EXERCISE DETAILS
Copy all the material that follows, keeping every character the same.

[Start DATASET EXCERPTS]

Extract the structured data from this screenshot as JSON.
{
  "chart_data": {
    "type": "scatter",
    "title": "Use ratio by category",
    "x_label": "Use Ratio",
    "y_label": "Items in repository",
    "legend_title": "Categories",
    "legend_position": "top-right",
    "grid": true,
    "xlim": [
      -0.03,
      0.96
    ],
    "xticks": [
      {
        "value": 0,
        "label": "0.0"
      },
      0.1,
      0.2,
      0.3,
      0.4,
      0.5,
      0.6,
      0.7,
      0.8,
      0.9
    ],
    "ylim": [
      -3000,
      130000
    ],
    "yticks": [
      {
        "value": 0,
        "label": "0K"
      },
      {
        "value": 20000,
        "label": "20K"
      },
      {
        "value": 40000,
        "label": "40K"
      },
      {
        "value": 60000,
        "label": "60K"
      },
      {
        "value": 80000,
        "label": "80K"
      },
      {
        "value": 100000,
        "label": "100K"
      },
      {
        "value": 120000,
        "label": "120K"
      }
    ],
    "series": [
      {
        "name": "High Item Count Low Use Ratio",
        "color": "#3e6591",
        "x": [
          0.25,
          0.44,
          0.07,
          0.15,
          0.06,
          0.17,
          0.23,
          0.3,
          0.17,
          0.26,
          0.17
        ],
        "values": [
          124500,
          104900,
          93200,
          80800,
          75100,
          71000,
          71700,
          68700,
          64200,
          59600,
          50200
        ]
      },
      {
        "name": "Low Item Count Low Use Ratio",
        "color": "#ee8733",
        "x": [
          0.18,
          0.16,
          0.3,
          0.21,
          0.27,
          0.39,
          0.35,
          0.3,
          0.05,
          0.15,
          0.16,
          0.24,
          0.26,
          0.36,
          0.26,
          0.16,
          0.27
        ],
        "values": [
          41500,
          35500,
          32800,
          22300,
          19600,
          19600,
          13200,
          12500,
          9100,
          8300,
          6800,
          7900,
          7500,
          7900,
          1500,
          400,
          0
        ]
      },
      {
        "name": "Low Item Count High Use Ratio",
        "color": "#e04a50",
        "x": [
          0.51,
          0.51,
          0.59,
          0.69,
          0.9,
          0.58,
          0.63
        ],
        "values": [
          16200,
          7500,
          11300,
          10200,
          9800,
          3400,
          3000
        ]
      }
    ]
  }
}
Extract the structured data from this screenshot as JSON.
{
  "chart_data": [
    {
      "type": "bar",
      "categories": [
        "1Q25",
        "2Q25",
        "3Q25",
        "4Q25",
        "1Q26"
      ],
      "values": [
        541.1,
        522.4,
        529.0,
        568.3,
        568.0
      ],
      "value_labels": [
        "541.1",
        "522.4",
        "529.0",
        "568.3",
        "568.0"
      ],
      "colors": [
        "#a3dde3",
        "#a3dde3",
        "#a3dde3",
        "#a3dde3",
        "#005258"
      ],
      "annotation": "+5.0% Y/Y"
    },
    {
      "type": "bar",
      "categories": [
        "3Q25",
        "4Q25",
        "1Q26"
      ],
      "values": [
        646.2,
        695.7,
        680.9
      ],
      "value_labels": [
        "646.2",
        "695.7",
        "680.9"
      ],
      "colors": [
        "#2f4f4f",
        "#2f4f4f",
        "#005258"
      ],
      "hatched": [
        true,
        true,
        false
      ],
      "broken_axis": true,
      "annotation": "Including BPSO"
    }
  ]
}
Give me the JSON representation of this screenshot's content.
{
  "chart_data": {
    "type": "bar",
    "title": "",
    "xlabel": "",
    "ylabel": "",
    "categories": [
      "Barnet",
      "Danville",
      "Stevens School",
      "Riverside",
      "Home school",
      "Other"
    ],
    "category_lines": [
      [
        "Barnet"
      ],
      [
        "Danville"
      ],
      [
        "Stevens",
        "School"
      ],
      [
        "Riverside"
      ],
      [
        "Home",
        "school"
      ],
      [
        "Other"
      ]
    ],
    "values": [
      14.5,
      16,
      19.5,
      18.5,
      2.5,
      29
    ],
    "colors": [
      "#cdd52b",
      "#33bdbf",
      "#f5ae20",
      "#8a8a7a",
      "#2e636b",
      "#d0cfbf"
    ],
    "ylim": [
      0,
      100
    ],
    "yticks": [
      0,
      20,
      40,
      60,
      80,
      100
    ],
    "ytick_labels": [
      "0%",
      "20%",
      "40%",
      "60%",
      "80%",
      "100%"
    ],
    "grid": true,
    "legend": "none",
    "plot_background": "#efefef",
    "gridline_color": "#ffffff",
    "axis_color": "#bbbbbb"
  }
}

[End DATASET EXCERPTS]

WRITTEN SOLUTION
Extract the structured data from this screenshot as JSON.
{
  "chart_data": {
    "type": "scatter",
    "title": "Use ratio by category",
    "x_label": "Use Ratio",
    "y_label": "Items in repository",
    "legend_title": "Categories",
    "legend_position": "top-right",
    "grid": true,
    "xlim": [
      -0.03,
      0.96
    ],
    "xticks": [
      {
        "value": 0,
        "label": "0.0"
      },
      0.1,
      0.2,
      0.3,
      0.4,
      0.5,
      0.6,
      0.7,
      0.8,
      0.9
    ],
    "ylim": [
      -3000,
      130000
    ],
    "yticks": [
      {
        "value": 0,
        "label": "0K"
      },
      {
        "value": 20000,
        "label": "20K"
      },
      {
        "value": 40000,
        "label": "40K"
      },
      {
        "value": 60000,
        "label": "60K"
      },
      {
        "value": 80000,
        "label": "80K"
      },
      {
        "value": 100000,
        "label": "100K"
      },
      {
        "value": 120000,
        "label": "120K"
      }
    ],
    "series": [
      {
        "name": "High Item Count Low Use Ratio",
        "color": "#3e6591",
        "x": [
          0.25,
          0.44,
          0.07,
          0.15,
          0.06,
          0.17,
          0.23,
          0.3,
          0.17,
          0.26,
          0.17
        ],
        "values": [
          124500,
          104900,
          93200,
          80800,
          75100,
          71000,
          71700,
          68700,
          64200,
          59600,
          50200
        ]
      },
      {
        "name": "Low Item Count Low Use Ratio",
        "color": "#ee8733",
        "x": [
          0.18,
          0.16,
          0.3,
          0.21,
          0.27,
          0.39,
          0.35,
          0.3,
          0.05,
          0.15,
          0.16,
          0.24,
          0.26,
          0.36,
          0.26,
          0.16,
          0.27
        ],
        "values": [
          41500,
          35500,
          32800,
          22300,
          19600,
          19600,
          13200,
          12500,
          9100,
          8300,
          6800,
          7900,
          7500,
          7900,
          1500,
          400,
          0
        ]
      },
      {
        "name": "Low Item Count High Use Ratio",
        "color": "#e04a50",
        "x": [
          0.51,
          0.51,
          0.59,
          0.69,
          0.9,
          0.58,
          0.63
        ],
        "values": [
          16200,
          7500,
          11300,
          10200,
          9800,
          3400,
          3000
        ]
      }
    ]
  }
}
Extract the structured data from this screenshot as JSON.
{
  "chart_data": [
    {
      "type": "bar",
      "categories": [
        "1Q25",
        "2Q25",
        "3Q25",
        "4Q25",
        "1Q26"
      ],
      "values": [
        541.1,
        522.4,
        529.0,
        568.3,
        568.0
      ],
      "value_labels": [
        "541.1",
        "522.4",
        "529.0",
        "568.3",
        "568.0"
      ],
      "colors": [
        "#a3dde3",
        "#a3dde3",
        "#a3dde3",
        "#a3dde3",
        "#005258"
      ],
      "annotation": "+5.0% Y/Y"
    },
    {
      "type": "bar",
      "categories": [
        "3Q25",
        "4Q25",
        "1Q26"
      ],
      "values": [
        646.2,
        695.7,
        680.9
      ],
      "value_labels": [
        "646.2",
        "695.7",
        "680.9"
      ],
      "colors": [
        "#2f4f4f",
        "#2f4f4f",
        "#005258"
      ],
      "hatched": [
        true,
        true,
        false
      ],
      "broken_axis": true,
      "annotation": "Including BPSO"
    }
  ]
}
Give me the JSON representation of this screenshot's content.
{
  "chart_data": {
    "type": "bar",
    "title": "",
    "xlabel": "",
    "ylabel": "",
    "categories": [
      "Barnet",
      "Danville",
      "Stevens School",
      "Riverside",
      "Home school",
      "Other"
    ],
    "category_lines": [
      [
        "Barnet"
      ],
      [
        "Danville"
      ],
      [
        "Stevens",
        "School"
      ],
      [
        "Riverside"
      ],
      [
        "Home",
        "school"
      ],
      [
        "Other"
      ]
    ],
    "values": [
      14.5,
      16,
      19.5,
      18.5,
      2.5,
      29
    ],
    "colors": [
      "#cdd52b",
      "#33bdbf",
      "#f5ae20",
      "#8a8a7a",
      "#2e636b",
      "#d0cfbf"
    ],
    "ylim": [
      0,
      100
    ],
    "yticks": [
      0,
      20,
      40,
      60,
      80,
      100
    ],
    "ytick_labels": [
      "0%",
      "20%",
      "40%",
      "60%",
      "80%",
      "100%"
    ],
    "grid": true,
    "legend": "none",
    "plot_background": "#efefef",
    "gridline_color": "#ffffff",
    "axis_color": "#bbbbbb"
  }
}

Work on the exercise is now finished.